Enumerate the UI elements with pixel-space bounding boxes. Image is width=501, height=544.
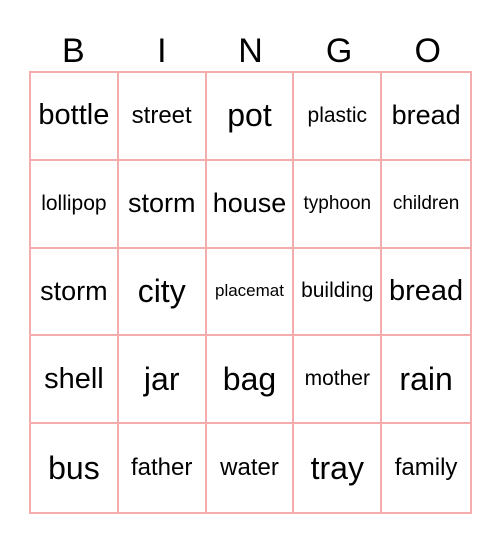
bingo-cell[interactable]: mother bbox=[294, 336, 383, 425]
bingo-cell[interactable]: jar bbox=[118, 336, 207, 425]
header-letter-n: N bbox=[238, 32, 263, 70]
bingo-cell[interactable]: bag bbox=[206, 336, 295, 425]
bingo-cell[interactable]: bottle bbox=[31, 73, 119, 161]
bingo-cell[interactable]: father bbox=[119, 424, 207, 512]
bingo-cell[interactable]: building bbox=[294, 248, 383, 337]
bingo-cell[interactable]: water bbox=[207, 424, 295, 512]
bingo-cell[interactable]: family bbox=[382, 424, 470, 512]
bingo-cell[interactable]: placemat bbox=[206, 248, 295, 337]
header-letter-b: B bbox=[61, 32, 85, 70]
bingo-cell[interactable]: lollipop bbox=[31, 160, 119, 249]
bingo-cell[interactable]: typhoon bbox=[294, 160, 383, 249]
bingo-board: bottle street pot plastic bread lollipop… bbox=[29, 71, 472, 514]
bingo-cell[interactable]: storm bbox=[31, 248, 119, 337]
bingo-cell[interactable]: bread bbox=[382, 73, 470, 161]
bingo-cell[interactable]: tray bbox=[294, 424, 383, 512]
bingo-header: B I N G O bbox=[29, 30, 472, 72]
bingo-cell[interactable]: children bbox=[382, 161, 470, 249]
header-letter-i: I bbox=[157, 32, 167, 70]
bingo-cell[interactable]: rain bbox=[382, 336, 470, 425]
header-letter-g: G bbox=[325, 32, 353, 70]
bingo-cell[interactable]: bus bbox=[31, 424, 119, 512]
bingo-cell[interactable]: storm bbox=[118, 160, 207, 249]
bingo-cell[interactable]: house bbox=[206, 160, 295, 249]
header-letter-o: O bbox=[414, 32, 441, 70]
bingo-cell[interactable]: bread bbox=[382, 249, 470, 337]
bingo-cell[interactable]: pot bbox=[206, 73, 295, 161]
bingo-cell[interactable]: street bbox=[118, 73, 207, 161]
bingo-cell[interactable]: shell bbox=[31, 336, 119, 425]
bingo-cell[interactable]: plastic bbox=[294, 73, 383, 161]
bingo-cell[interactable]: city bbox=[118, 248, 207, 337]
--
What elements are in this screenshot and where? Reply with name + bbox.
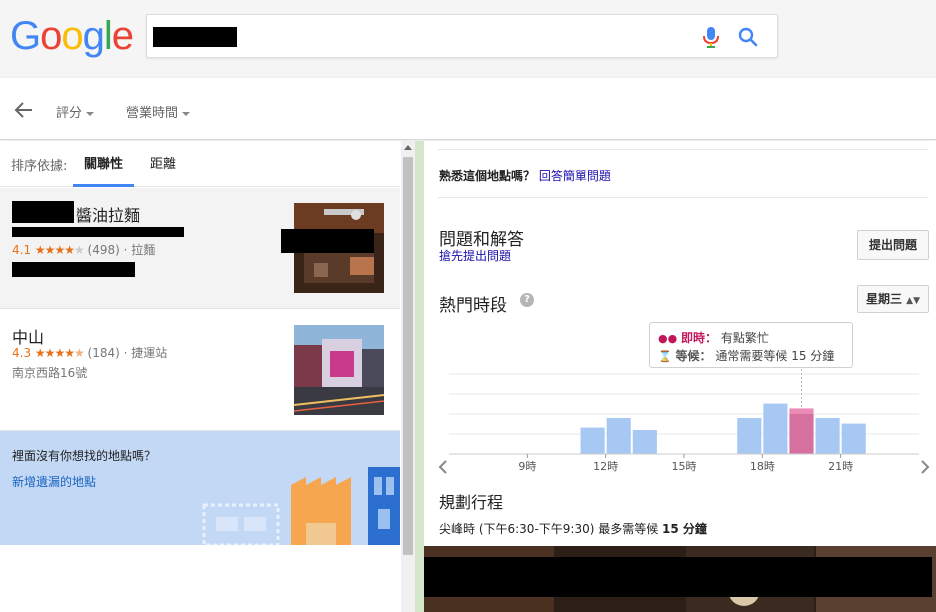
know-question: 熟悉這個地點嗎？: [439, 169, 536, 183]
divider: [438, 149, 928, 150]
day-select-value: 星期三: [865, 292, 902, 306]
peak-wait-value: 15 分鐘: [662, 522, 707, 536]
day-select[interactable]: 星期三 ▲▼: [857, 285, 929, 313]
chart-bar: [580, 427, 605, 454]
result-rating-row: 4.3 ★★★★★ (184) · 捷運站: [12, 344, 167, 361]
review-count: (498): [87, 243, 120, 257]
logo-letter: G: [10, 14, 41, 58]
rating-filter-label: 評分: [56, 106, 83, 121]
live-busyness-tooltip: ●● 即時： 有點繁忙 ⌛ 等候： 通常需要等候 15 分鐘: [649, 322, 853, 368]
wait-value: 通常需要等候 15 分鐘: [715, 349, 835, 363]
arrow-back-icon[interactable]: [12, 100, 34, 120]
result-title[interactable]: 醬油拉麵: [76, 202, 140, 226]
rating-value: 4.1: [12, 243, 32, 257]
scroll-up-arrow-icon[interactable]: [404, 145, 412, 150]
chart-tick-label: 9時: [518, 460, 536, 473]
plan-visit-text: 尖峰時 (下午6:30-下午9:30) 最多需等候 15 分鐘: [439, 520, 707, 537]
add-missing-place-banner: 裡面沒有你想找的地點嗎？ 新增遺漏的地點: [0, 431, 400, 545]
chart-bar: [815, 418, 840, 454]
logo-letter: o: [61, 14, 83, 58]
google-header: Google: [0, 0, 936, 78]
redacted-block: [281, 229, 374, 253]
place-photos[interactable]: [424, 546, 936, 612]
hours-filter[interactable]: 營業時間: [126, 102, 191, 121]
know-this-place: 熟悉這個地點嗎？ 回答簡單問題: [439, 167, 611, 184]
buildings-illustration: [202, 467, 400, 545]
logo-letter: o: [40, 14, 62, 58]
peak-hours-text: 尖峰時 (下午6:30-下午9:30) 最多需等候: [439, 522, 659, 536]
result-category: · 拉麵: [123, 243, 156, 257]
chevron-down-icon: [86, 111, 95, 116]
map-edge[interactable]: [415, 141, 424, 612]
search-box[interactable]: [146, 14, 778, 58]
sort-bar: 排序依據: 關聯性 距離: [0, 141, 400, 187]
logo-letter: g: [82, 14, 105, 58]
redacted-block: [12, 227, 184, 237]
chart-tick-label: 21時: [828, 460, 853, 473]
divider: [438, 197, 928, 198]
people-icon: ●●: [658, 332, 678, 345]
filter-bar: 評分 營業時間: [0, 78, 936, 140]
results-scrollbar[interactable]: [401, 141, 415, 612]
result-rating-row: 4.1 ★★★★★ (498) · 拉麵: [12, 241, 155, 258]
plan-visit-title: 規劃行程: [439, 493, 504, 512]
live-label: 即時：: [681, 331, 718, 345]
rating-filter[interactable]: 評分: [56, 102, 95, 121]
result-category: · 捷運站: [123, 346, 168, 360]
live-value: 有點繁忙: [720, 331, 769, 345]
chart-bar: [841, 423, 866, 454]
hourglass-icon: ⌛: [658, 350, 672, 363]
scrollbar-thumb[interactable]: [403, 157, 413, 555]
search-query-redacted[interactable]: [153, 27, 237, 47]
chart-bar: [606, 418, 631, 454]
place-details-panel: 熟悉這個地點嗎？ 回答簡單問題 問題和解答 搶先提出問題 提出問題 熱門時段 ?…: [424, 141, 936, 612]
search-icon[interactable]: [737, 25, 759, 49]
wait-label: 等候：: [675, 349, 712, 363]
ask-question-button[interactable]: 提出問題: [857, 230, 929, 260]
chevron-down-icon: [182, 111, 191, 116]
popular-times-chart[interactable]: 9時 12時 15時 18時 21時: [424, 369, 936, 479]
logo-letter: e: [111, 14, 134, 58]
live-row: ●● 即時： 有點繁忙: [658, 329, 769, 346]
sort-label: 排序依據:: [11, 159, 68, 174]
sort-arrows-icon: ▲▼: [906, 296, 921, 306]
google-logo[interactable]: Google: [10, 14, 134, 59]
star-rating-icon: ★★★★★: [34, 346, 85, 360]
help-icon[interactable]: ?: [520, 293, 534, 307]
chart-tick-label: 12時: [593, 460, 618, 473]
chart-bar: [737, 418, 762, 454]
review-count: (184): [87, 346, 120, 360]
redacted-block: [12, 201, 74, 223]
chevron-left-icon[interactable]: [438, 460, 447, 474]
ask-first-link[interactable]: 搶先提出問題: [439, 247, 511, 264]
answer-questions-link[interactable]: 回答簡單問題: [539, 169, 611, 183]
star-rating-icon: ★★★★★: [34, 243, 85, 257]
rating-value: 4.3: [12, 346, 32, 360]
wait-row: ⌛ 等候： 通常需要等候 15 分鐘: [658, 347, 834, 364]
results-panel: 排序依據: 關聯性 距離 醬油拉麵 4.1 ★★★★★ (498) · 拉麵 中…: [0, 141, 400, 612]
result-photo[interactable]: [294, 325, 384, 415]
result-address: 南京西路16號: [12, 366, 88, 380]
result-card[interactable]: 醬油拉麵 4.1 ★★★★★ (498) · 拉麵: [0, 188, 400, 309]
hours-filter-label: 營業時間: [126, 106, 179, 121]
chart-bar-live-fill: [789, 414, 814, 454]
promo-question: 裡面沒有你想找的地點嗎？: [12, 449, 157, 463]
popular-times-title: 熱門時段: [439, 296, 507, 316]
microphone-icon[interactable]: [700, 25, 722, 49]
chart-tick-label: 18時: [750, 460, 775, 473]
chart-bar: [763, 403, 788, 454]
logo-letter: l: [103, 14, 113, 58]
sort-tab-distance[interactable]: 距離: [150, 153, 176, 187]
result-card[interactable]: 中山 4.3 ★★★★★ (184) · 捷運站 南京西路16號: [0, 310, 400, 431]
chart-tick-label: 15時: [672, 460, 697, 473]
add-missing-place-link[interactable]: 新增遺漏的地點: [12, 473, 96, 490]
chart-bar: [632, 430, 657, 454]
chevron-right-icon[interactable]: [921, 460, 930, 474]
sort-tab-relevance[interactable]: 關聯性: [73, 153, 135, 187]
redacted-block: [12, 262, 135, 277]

Problem to work on:
Express everything from the line containing "bingo-cell[interactable]: mother bbox=[294, 336, 383, 425]" down to the line containing "bingo-cell[interactable]: bag bbox=[206, 336, 295, 425]" in the records as a Markdown table with the columns Row and Line, leaving out blank lines.

Completed exercise:
| Row | Line |
|---|---|
| 1 | bingo-cell[interactable]: mother bbox=[294, 336, 383, 425] |
| 2 | bingo-cell[interactable]: jar bbox=[118, 336, 207, 425] |
| 3 | header-letter-n: N bbox=[238, 32, 263, 70] |
| 4 | bingo-cell[interactable]: bag bbox=[206, 336, 295, 425] |